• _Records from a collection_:
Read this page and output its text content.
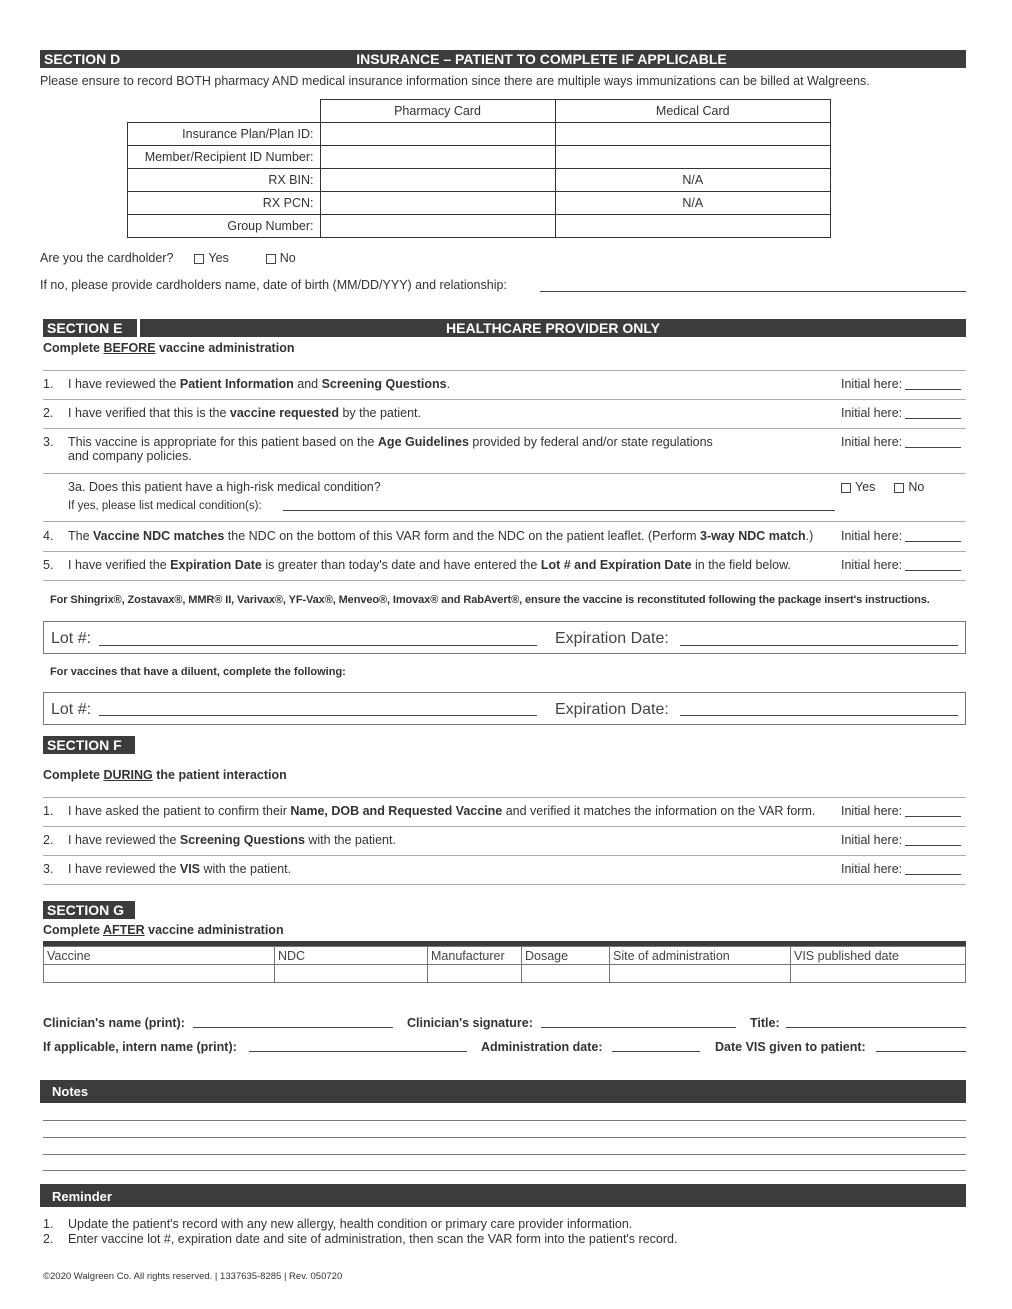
SECTION D	INSURANCE – PATIENT TO COMPLETE IF APPLICABLE
Please ensure to record BOTH pharmacy AND medical insurance information since there are multiple ways immunizations can be billed at Walgreens.
	Pharmacy Card	Medical Card
Insurance Plan/Plan ID:		
Member/Recipient ID Number:		
RX BIN:		N/A
RX PCN:		N/A
Group Number:		
Are you the cardholder?	Yes	No
If no, please provide cardholders name, date of birth (MM/DD/YYY) and relationship:
SECTION E	HEALTHCARE PROVIDER ONLY
Complete BEFORE vaccine administration
1. I have reviewed the Patient Information and Screening Questions.	Initial here:
2. I have verified that this is the vaccine requested by the patient.	Initial here:
3. This vaccine is appropriate for this patient based on the Age Guidelines provided by federal and/or state regulations
and company policies.
Initial here:
4. The Vaccine NDC matches the NDC on the bottom of this VAR form and the NDC on the patient leaflet. (Perform 3-way NDC match.) Initial here:
5. I have verified the Expiration Date is greater than today's date and have entered the Lot # and Expiration Date in the field below.	Initial here:
3a. Does this patient have a high-risk medical condition?
If yes, please list medical condition(s):
Yes	No
For Shingrix®, Zostavax®, MMR® II, Varivax®, YF-Vax®, Menveo®, Imovax® and RabAvert®, ensure the vaccine is reconstituted following the package insert's instructions.
Lot #:	Expiration Date:
For vaccines that have a diluent, complete the following:
Lot #:	Expiration Date:
SECTION F
Complete DURING the patient interaction
1. I have asked the patient to confirm their Name, DOB and Requested Vaccine and verified it matches the information on the VAR form. Initial here:
2. I have reviewed the Screening Questions with the patient.	Initial here:
3. I have reviewed the VIS with the patient.	Initial here:
SECTION G
Complete AFTER vaccine administration
Vaccine	NDC	Manufacturer	Dosage	Site of administration	VIS published date

Clinician's name (print):	Clinician's signature:	Title:
If applicable, intern name (print):	Administration date:	Date VIS given to patient:
Notes
Reminder
1. Update the patient's record with any new allergy, health condition or primary care provider information.
2. Enter vaccine lot #, expiration date and site of administration, then scan the VAR form into the patient's record.
©2020 Walgreen Co. All rights reserved. | 1337635-8285 | Rev. 050720
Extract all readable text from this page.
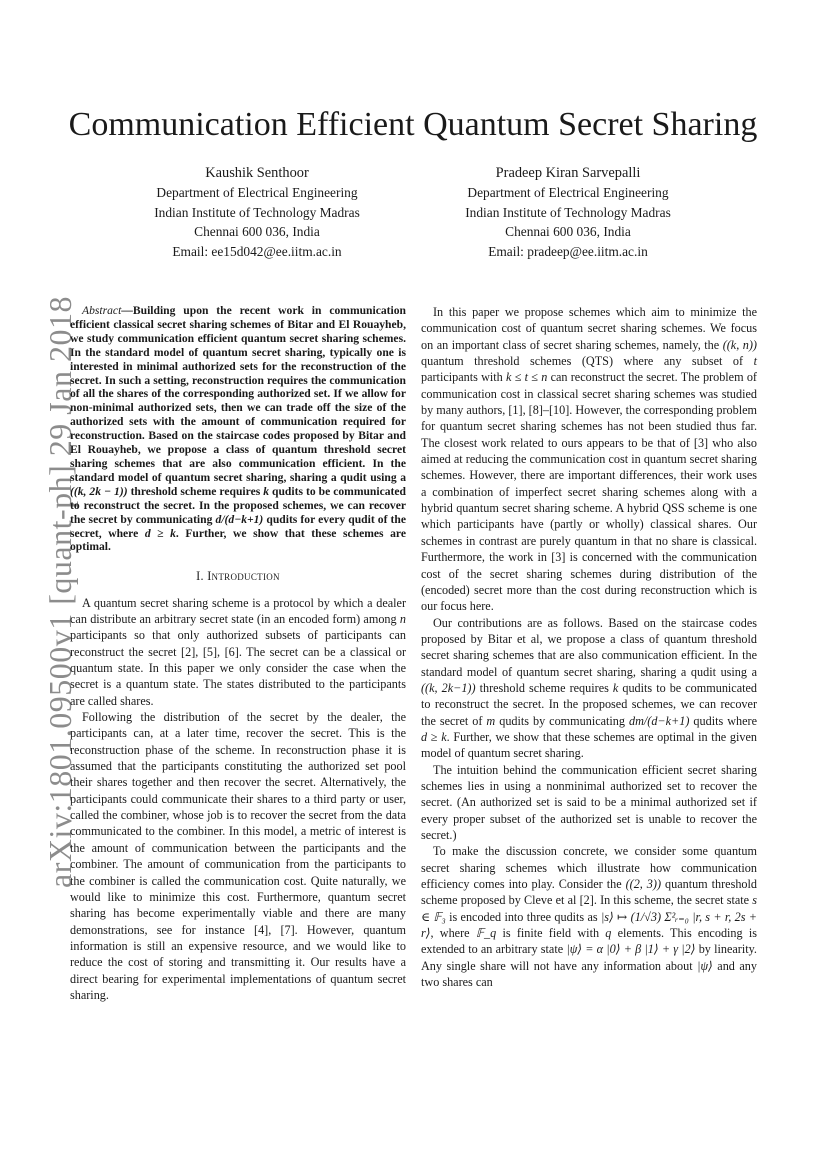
arXiv:1801.09500v1 [quant-ph] 29 Jan 2018
Communication Efficient Quantum Secret Sharing
Kaushik Senthoor
Department of Electrical Engineering
Indian Institute of Technology Madras
Chennai 600 036, India
Email: ee15d042@ee.iitm.ac.in
Pradeep Kiran Sarvepalli
Department of Electrical Engineering
Indian Institute of Technology Madras
Chennai 600 036, India
Email: pradeep@ee.iitm.ac.in

Abstract—Building upon the recent work in communication efficient classical secret sharing schemes of Bitar and El Rouayheb, we study communication efficient quantum secret sharing schemes. In the standard model of quantum secret sharing, typically one is interested in minimal authorized sets for the reconstruction of the secret. In such a setting, reconstruction requires the communication of all the shares of the corresponding authorized set. If we allow for non-minimal authorized sets, then we can trade off the size of the authorized sets with the amount of communication required for reconstruction. Based on the staircase codes proposed by Bitar and El Rouayheb, we propose a class of quantum threshold secret sharing schemes that are also communication efficient. In the standard model of quantum secret sharing, sharing a qudit using a ((k, 2k − 1)) threshold scheme requires k qudits to be communicated to reconstruct the secret. In the proposed schemes, we can recover the secret by communicating d/(d−k+1) qudits for every qudit of the secret, where d ≥ k. Further, we show that these schemes are optimal.

I. Introduction

A quantum secret sharing scheme is a protocol by which a dealer can distribute an arbitrary secret state (in an encoded form) among n participants so that only authorized subsets of participants can reconstruct the secret [2], [5], [6]. The secret can be a classical or quantum state. In this paper we only consider the case when the secret is a quantum state. The states distributed to the participants are called shares.

Following the distribution of the secret by the dealer, the participants can, at a later time, recover the secret. This is the reconstruction phase of the scheme. In reconstruction phase it is assumed that the participants constituting the authorized set pool their shares together and then recover the secret. Alternatively, the participants could communicate their shares to a third party or user, called the combiner, whose job is to recover the secret from the data communicated to the combiner. In this model, a metric of interest is the amount of communication between the participants and the combiner. The amount of communication from the participants to the combiner is called the communication cost. Quite naturally, we would like to minimize this cost. Furthermore, quantum secret sharing has become experimentally viable and there are many demonstrations, see for instance [4], [7]. However, quantum information is still an expensive resource, and we would like to reduce the cost of storing and transmitting it. Our results have a direct bearing for experimental implementations of quantum secret sharing.

In this paper we propose schemes which aim to minimize the communication cost of quantum secret sharing schemes. We focus on an important class of secret sharing schemes, namely, the ((k, n)) quantum threshold schemes (QTS) where any subset of t participants with k ≤ t ≤ n can reconstruct the secret. The problem of communication cost in classical secret sharing schemes was studied by many authors, [1], [8]–[10]. However, the corresponding problem for quantum secret sharing schemes has not been studied thus far. The closest work related to ours appears to be that of [3] who also aimed at reducing the communication cost in quantum secret sharing schemes. However, there are important differences, their work uses a combination of imperfect secret sharing schemes along with a hybrid quantum secret sharing scheme. A hybrid QSS scheme is one which participants have (partly or wholly) classical shares. Our schemes in contrast are purely quantum in that no share is classical. Furthermore, the work in [3] is concerned with the communication cost of the secret sharing schemes during distribution of the (encoded) secret more than the cost during reconstruction which is our focus here.

Our contributions are as follows. Based on the staircase codes proposed by Bitar et al, we propose a class of quantum threshold secret sharing schemes that are also communication efficient. In the standard model of quantum secret sharing, sharing a qudit using a ((k, 2k−1)) threshold scheme requires k qudits to be communicated to reconstruct the secret. In the proposed schemes, we can recover the secret of m qudits by communicating dm/(d−k+1) qudits where d ≥ k. Further, we show that these schemes are optimal in the given model of quantum secret sharing.

The intuition behind the communication efficient secret sharing schemes lies in using a nonminimal authorized set to recover the secret. (An authorized set is said to be a minimal authorized set if every proper subset of the authorized set is unable to recover the secret.)

To make the discussion concrete, we consider some quantum secret sharing schemes which illustrate how communication efficiency comes into play. Consider the ((2, 3)) quantum threshold scheme proposed by Cleve et al [2]. In this scheme, the secret state s ∈ 𝔽₃ is encoded into three qudits as |s⟩ ↦ (1/√3) Σ²ᵣ₌₀ |r, s + r, 2s + r⟩, where 𝔽_q is finite field with q elements. This encoding is extended to an arbitrary state |ψ⟩ = α |0⟩ + β |1⟩ + γ |2⟩ by linearity. Any single share will not have any information about |ψ⟩ and any two shares can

• _WHAT YOU SHOULD DO_: All the records above need to be given again word for word. Skip the pictures.

• _TASK RESPONSE_:
Read this page and output its text content.
SECTION D	INSURANCE – PATIENT TO COMPLETE IF APPLICABLE
Please ensure to record BOTH pharmacy AND medical insurance information since there are multiple ways immunizations can be billed at Walgreens.
	Pharmacy Card	Medical Card
Insurance Plan/Plan ID:		
Member/Recipient ID Number:		
RX BIN:		N/A
RX PCN:		N/A
Group Number:		
Are you the cardholder?	Yes	No
If no, please provide cardholders name, date of birth (MM/DD/YYY) and relationship:
SECTION E	HEALTHCARE PROVIDER ONLY
Complete BEFORE vaccine administration
1. I have reviewed the Patient Information and Screening Questions.	Initial here:
2. I have verified that this is the vaccine requested by the patient.	Initial here:
3. This vaccine is appropriate for this patient based on the Age Guidelines provided by federal and/or state regulations
and company policies.
Initial here:
4. The Vaccine NDC matches the NDC on the bottom of this VAR form and the NDC on the patient leaflet. (Perform 3-way NDC match.) Initial here:
5. I have verified the Expiration Date is greater than today's date and have entered the Lot # and Expiration Date in the field below.	Initial here:
3a. Does this patient have a high-risk medical condition?
If yes, please list medical condition(s):
Yes	No
For Shingrix®, Zostavax®, MMR® II, Varivax®, YF-Vax®, Menveo®, Imovax® and RabAvert®, ensure the vaccine is reconstituted following the package insert's instructions.
Lot #:	Expiration Date:
For vaccines that have a diluent, complete the following:
Lot #:	Expiration Date:
SECTION F
Complete DURING the patient interaction
1. I have asked the patient to confirm their Name, DOB and Requested Vaccine and verified it matches the information on the VAR form. Initial here:
2. I have reviewed the Screening Questions with the patient.	Initial here:
3. I have reviewed the VIS with the patient.	Initial here:
SECTION G
Complete AFTER vaccine administration
Vaccine	NDC	Manufacturer	Dosage	Site of administration	VIS published date

Clinician's name (print):	Clinician's signature:	Title:
If applicable, intern name (print):	Administration date:	Date VIS given to patient:
Notes
Reminder
1. Update the patient's record with any new allergy, health condition or primary care provider information.
2. Enter vaccine lot #, expiration date and site of administration, then scan the VAR form into the patient's record.
©2020 Walgreen Co. All rights reserved. | 1337635-8285 | Rev. 050720
Extract all readable text from this page.
arXiv:1801.09500v1 [quant-ph] 29 Jan 2018
Communication Efficient Quantum Secret Sharing
Kaushik Senthoor
Department of Electrical Engineering
Indian Institute of Technology Madras
Chennai 600 036, India
Email: ee15d042@ee.iitm.ac.in
Pradeep Kiran Sarvepalli
Department of Electrical Engineering
Indian Institute of Technology Madras
Chennai 600 036, India
Email: pradeep@ee.iitm.ac.in

Abstract—Building upon the recent work in communication efficient classical secret sharing schemes of Bitar and El Rouayheb, we study communication efficient quantum secret sharing schemes. In the standard model of quantum secret sharing, typically one is interested in minimal authorized sets for the reconstruction of the secret. In such a setting, reconstruction requires the communication of all the shares of the corresponding authorized set. If we allow for non-minimal authorized sets, then we can trade off the size of the authorized sets with the amount of communication required for reconstruction. Based on the staircase codes proposed by Bitar and El Rouayheb, we propose a class of quantum threshold secret sharing schemes that are also communication efficient. In the standard model of quantum secret sharing, sharing a qudit using a ((k, 2k − 1)) threshold scheme requires k qudits to be communicated to reconstruct the secret. In the proposed schemes, we can recover the secret by communicating d/(d−k+1) qudits for every qudit of the secret, where d ≥ k. Further, we show that these schemes are optimal.

I. Introduction

A quantum secret sharing scheme is a protocol by which a dealer can distribute an arbitrary secret state (in an encoded form) among n participants so that only authorized subsets of participants can reconstruct the secret [2], [5], [6]. The secret can be a classical or quantum state. In this paper we only consider the case when the secret is a quantum state. The states distributed to the participants are called shares.

Following the distribution of the secret by the dealer, the participants can, at a later time, recover the secret. This is the reconstruction phase of the scheme. In reconstruction phase it is assumed that the participants constituting the authorized set pool their shares together and then recover the secret. Alternatively, the participants could communicate their shares to a third party or user, called the combiner, whose job is to recover the secret from the data communicated to the combiner. In this model, a metric of interest is the amount of communication between the participants and the combiner. The amount of communication from the participants to the combiner is called the communication cost. Quite naturally, we would like to minimize this cost. Furthermore, quantum secret sharing has become experimentally viable and there are many demonstrations, see for instance [4], [7]. However, quantum information is still an expensive resource, and we would like to reduce the cost of storing and transmitting it. Our results have a direct bearing for experimental implementations of quantum secret sharing.

In this paper we propose schemes which aim to minimize the communication cost of quantum secret sharing schemes. We focus on an important class of secret sharing schemes, namely, the ((k, n)) quantum threshold schemes (QTS) where any subset of t participants with k ≤ t ≤ n can reconstruct the secret. The problem of communication cost in classical secret sharing schemes was studied by many authors, [1], [8]–[10]. However, the corresponding problem for quantum secret sharing schemes has not been studied thus far. The closest work related to ours appears to be that of [3] who also aimed at reducing the communication cost in quantum secret sharing schemes. However, there are important differences, their work uses a combination of imperfect secret sharing schemes along with a hybrid quantum secret sharing scheme. A hybrid QSS scheme is one which participants have (partly or wholly) classical shares. Our schemes in contrast are purely quantum in that no share is classical. Furthermore, the work in [3] is concerned with the communication cost of the secret sharing schemes during distribution of the (encoded) secret more than the cost during reconstruction which is our focus here.

Our contributions are as follows. Based on the staircase codes proposed by Bitar et al, we propose a class of quantum threshold secret sharing schemes that are also communication efficient. In the standard model of quantum secret sharing, sharing a qudit using a ((k, 2k−1)) threshold scheme requires k qudits to be communicated to reconstruct the secret. In the proposed schemes, we can recover the secret of m qudits by communicating dm/(d−k+1) qudits where d ≥ k. Further, we show that these schemes are optimal in the given model of quantum secret sharing.

The intuition behind the communication efficient secret sharing schemes lies in using a nonminimal authorized set to recover the secret. (An authorized set is said to be a minimal authorized set if every proper subset of the authorized set is unable to recover the secret.)

To make the discussion concrete, we consider some quantum secret sharing schemes which illustrate how communication efficiency comes into play. Consider the ((2, 3)) quantum threshold scheme proposed by Cleve et al [2]. In this scheme, the secret state s ∈ 𝔽₃ is encoded into three qudits as |s⟩ ↦ (1/√3) Σ²ᵣ₌₀ |r, s + r, 2s + r⟩, where 𝔽_q is finite field with q elements. This encoding is extended to an arbitrary state |ψ⟩ = α |0⟩ + β |1⟩ + γ |2⟩ by linearity. Any single share will not have any information about |ψ⟩ and any two shares can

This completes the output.